Exercise:
Update the records so that every instance of "lat-tick-label" reads "latitude-tick-label", leaving all other text unchanged. Reproduce all the records in full, without the pictures.

Record extracts:
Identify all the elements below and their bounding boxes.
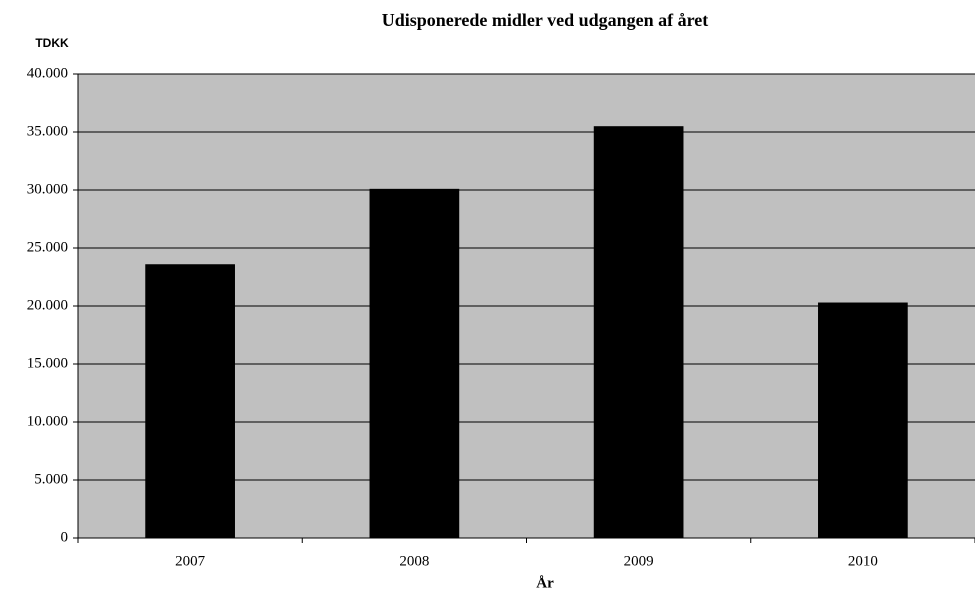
y-tick-label: 30.000 <box>27 181 68 197</box>
y-tick-label: 35.000 <box>27 123 68 139</box>
bar <box>369 188 460 538</box>
x-axis-label: År <box>536 575 554 591</box>
bar <box>145 264 235 538</box>
y-tick-label: 0 <box>61 529 69 545</box>
x-tick-label: 2010 <box>848 553 878 569</box>
chart-title: Udisponerede midler ved udgangen af året <box>382 10 709 30</box>
y-tick-label: 5.000 <box>34 471 68 487</box>
y-tick-label: 25.000 <box>27 239 68 255</box>
bar <box>818 302 908 538</box>
y-axis-label: TDKK <box>35 36 69 50</box>
y-tick-label: 15.000 <box>27 355 68 371</box>
y-tick-label: 10.000 <box>27 413 68 429</box>
x-tick-label: 2007 <box>175 553 206 569</box>
x-tick-label: 2009 <box>624 553 654 569</box>
y-tick-label: 20.000 <box>27 297 68 313</box>
y-tick-label: 40.000 <box>27 65 68 81</box>
x-tick-label: 2008 <box>399 553 429 569</box>
bar <box>593 126 684 538</box>
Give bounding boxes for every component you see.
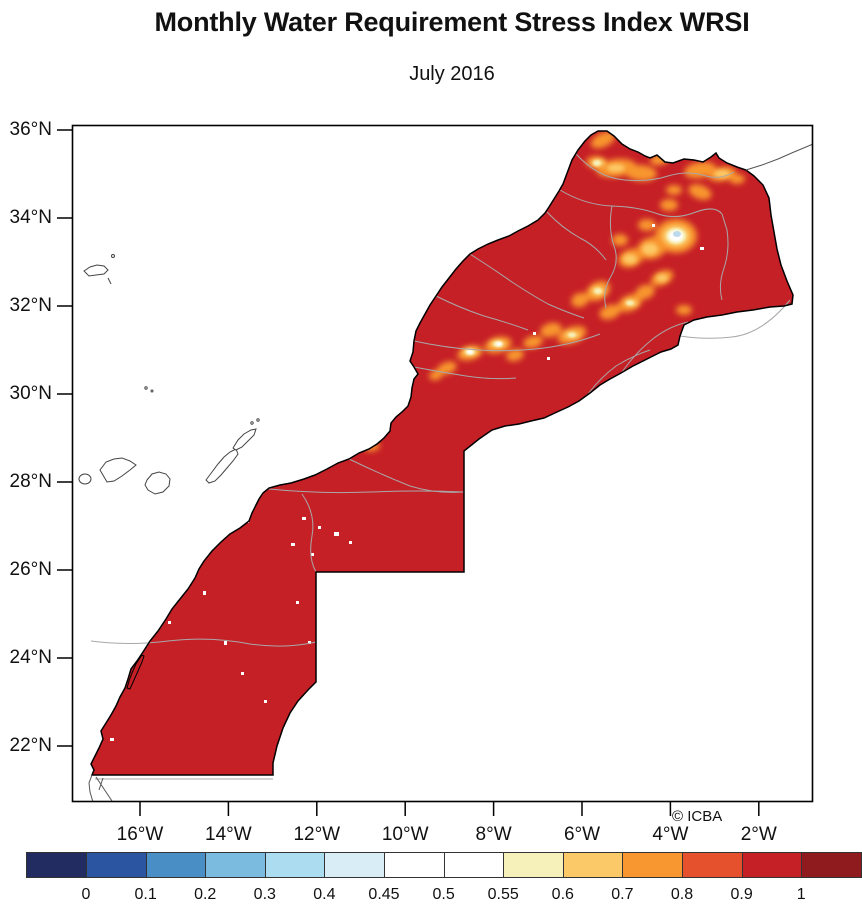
- colorbar-segment: [384, 852, 445, 878]
- colorbar-tick-label: 0.4: [313, 886, 336, 903]
- colorbar-tick-label: 0.9: [730, 886, 753, 903]
- colorbar-tick-label: 1: [796, 886, 806, 903]
- lat-tick-label: 32°N: [9, 295, 52, 316]
- lat-tick-label: 22°N: [9, 735, 52, 756]
- colorbar-segment: [562, 852, 624, 878]
- wrsi-orange-patches: [364, 131, 745, 452]
- colorbar-segment: [86, 852, 147, 878]
- colorbar-tick-label: 0.2: [194, 886, 217, 903]
- colorbar-segment: [443, 852, 505, 878]
- colorbar-segment: [622, 852, 683, 878]
- colorbar-segment: [741, 852, 803, 878]
- canary-islands: [78, 386, 260, 495]
- lon-tick-label: 12°W: [293, 824, 341, 845]
- colorbar-segment: [264, 852, 326, 878]
- colorbar-segment: [26, 852, 87, 878]
- admin-boundaries: [90, 153, 791, 780]
- lon-tick-label: 6°W: [563, 824, 601, 845]
- madeira-islands: [83, 254, 115, 285]
- colorbar-segment: [682, 852, 743, 878]
- colorbar-tick-label: 0.5: [432, 886, 455, 903]
- colorbar-tick-label: 0.8: [670, 886, 694, 903]
- colorbar-segment: [145, 852, 207, 878]
- colorbar-segment: [324, 852, 385, 878]
- colorbar-tick-label: 0.3: [253, 886, 276, 903]
- lat-tick-label: 28°N: [9, 471, 52, 492]
- colorbar-tick-label: 0.55: [487, 886, 519, 903]
- lat-tick-label: 34°N: [9, 207, 52, 228]
- neighbour-coastlines: [88, 143, 814, 803]
- axis-ticks: [57, 129, 760, 816]
- chart-subtitle: July 2016: [409, 63, 495, 85]
- plot-frame: [71, 124, 814, 803]
- colorbar-segment: [503, 852, 564, 878]
- colorbar-tick-label: 0: [81, 886, 91, 903]
- colorbar-segment: [801, 852, 862, 878]
- wrsi-blue-core: [673, 231, 681, 237]
- dakhla-peninsula: [126, 654, 145, 690]
- colorbar-tick-label: 0.6: [551, 886, 574, 903]
- lon-tick-label: 14°W: [205, 824, 252, 845]
- colorbar-tick-label: 0.7: [611, 886, 634, 903]
- colorbar-tick-label: 0.45: [368, 886, 400, 903]
- lon-tick-label: 16°W: [116, 824, 164, 845]
- colorbar-tick-label: 0.1: [134, 886, 157, 903]
- lat-tick-label: 36°N: [9, 119, 52, 140]
- lat-tick-label: 26°N: [9, 559, 52, 580]
- lat-tick-label: 24°N: [9, 647, 52, 668]
- lon-tick-label: 8°W: [475, 824, 512, 845]
- lon-tick-label: 4°W: [652, 824, 689, 845]
- attribution-label: © ICBA: [672, 808, 723, 825]
- lon-tick-label: 10°W: [381, 824, 429, 845]
- wrsi-clear-pixels: [110, 224, 704, 741]
- colorbar-segment: [205, 852, 266, 878]
- lon-tick-label: 2°W: [740, 824, 777, 845]
- chart-title: Monthly Water Requirement Stress Index W…: [154, 7, 750, 37]
- lat-tick-label: 30°N: [9, 383, 52, 404]
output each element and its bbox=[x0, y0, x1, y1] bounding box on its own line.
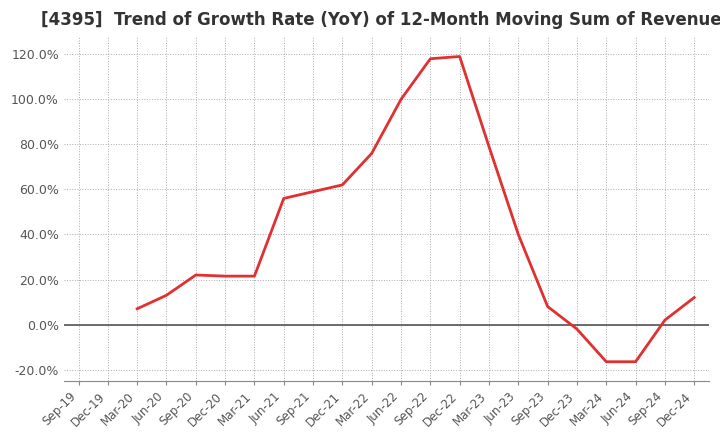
Title: [4395]  Trend of Growth Rate (YoY) of 12-Month Moving Sum of Revenues: [4395] Trend of Growth Rate (YoY) of 12-… bbox=[41, 11, 720, 29]
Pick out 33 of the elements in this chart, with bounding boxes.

Response for this exercise:
Identify all the elements below and their bounding boxes.
y-tick-label: 30.000 <box>27 181 68 197</box>
y-tick-label: 35.000 <box>27 123 68 139</box>
bar <box>369 188 460 538</box>
x-axis-label: År <box>536 575 554 591</box>
bar <box>145 264 235 538</box>
y-tick-label: 0 <box>61 529 69 545</box>
x-tick-label: 2010 <box>848 553 878 569</box>
chart-title: Udisponerede midler ved udgangen af året <box>382 10 709 30</box>
y-tick-label: 5.000 <box>34 471 68 487</box>
y-tick-label: 25.000 <box>27 239 68 255</box>
bar <box>818 302 908 538</box>
y-axis-label: TDKK <box>35 36 69 50</box>
y-tick-label: 15.000 <box>27 355 68 371</box>
y-tick-label: 10.000 <box>27 413 68 429</box>
x-tick-label: 2007 <box>175 553 206 569</box>
x-tick-label: 2009 <box>624 553 654 569</box>
y-tick-label: 20.000 <box>27 297 68 313</box>
y-tick-label: 40.000 <box>27 65 68 81</box>
x-tick-label: 2008 <box>399 553 429 569</box>
bar <box>593 126 684 538</box>
Give bounding boxes for every component you see.
- colorbar-segment: [384, 852, 445, 878]
- colorbar-tick-label: 0.4: [313, 886, 336, 903]
- colorbar-tick-label: 0.9: [730, 886, 753, 903]
- colorbar-tick-label: 1: [796, 886, 806, 903]
- latitude-tick-label: 32°N: [9, 295, 52, 316]
- latitude-tick-label: 22°N: [9, 735, 52, 756]
- colorbar-segment: [562, 852, 624, 878]
- wrsi-orange-patches: [364, 131, 745, 452]
- colorbar-segment: [86, 852, 147, 878]
- colorbar-tick-label: 0.2: [194, 886, 217, 903]
- colorbar-segment: [443, 852, 505, 878]
- colorbar-segment: [622, 852, 683, 878]
- colorbar-segment: [741, 852, 803, 878]
- canary-islands: [78, 386, 260, 495]
- lon-tick-label: 12°W: [293, 824, 341, 845]
- colorbar-segment: [264, 852, 326, 878]
- colorbar-segment: [26, 852, 87, 878]
- admin-boundaries: [90, 153, 791, 780]
- lon-tick-label: 6°W: [563, 824, 601, 845]
- madeira-islands: [83, 254, 115, 285]
- colorbar-segment: [682, 852, 743, 878]
- colorbar-tick-label: 0.5: [432, 886, 455, 903]
- colorbar-tick-label: 0.8: [670, 886, 694, 903]
- colorbar-segment: [145, 852, 207, 878]
- colorbar-segment: [324, 852, 385, 878]
- colorbar-tick-label: 0.3: [253, 886, 276, 903]
- latitude-tick-label: 28°N: [9, 471, 52, 492]
- colorbar-tick-label: 0.55: [487, 886, 519, 903]
- latitude-tick-label: 34°N: [9, 207, 52, 228]
- neighbour-coastlines: [88, 143, 814, 803]
- axis-ticks: [57, 129, 760, 816]
- chart-subtitle: July 2016: [409, 63, 495, 85]
- plot-frame: [71, 124, 814, 803]
- colorbar-segment: [503, 852, 564, 878]
- colorbar-tick-label: 0: [81, 886, 91, 903]
- colorbar-segment: [801, 852, 862, 878]
- wrsi-blue-core: [673, 231, 681, 237]
- dakhla-peninsula: [126, 654, 145, 690]
- colorbar-tick-label: 0.6: [551, 886, 574, 903]
- lon-tick-label: 14°W: [205, 824, 252, 845]
- colorbar-tick-label: 0.7: [611, 886, 634, 903]
- colorbar-tick-label: 0.45: [368, 886, 400, 903]
- lon-tick-label: 16°W: [116, 824, 164, 845]
- colorbar-tick-label: 0.1: [134, 886, 157, 903]
- latitude-tick-label: 36°N: [9, 119, 52, 140]
- latitude-tick-label: 26°N: [9, 559, 52, 580]
- latitude-tick-label: 24°N: [9, 647, 52, 668]
- lon-tick-label: 8°W: [475, 824, 512, 845]
- lon-tick-label: 4°W: [652, 824, 689, 845]
- attribution-label: © ICBA: [672, 808, 723, 825]
- lon-tick-label: 10°W: [381, 824, 429, 845]
- wrsi-clear-pixels: [110, 224, 704, 741]
- colorbar-segment: [205, 852, 266, 878]
- lon-tick-label: 2°W: [740, 824, 777, 845]
- chart-title: Monthly Water Requirement Stress Index W…: [154, 7, 750, 37]
- latitude-tick-label: 30°N: [9, 383, 52, 404]
output each element and its bbox=[x0, y0, x1, y1] bounding box on its own line.
Title: [4395]  Trend of Growth Rate (YoY) of 12-Month Moving Sum of Revenues: [4395] Trend of Growth Rate (YoY) of 12-… bbox=[41, 11, 720, 29]
Pick out 33 of the elements in this chart, with bounding boxes.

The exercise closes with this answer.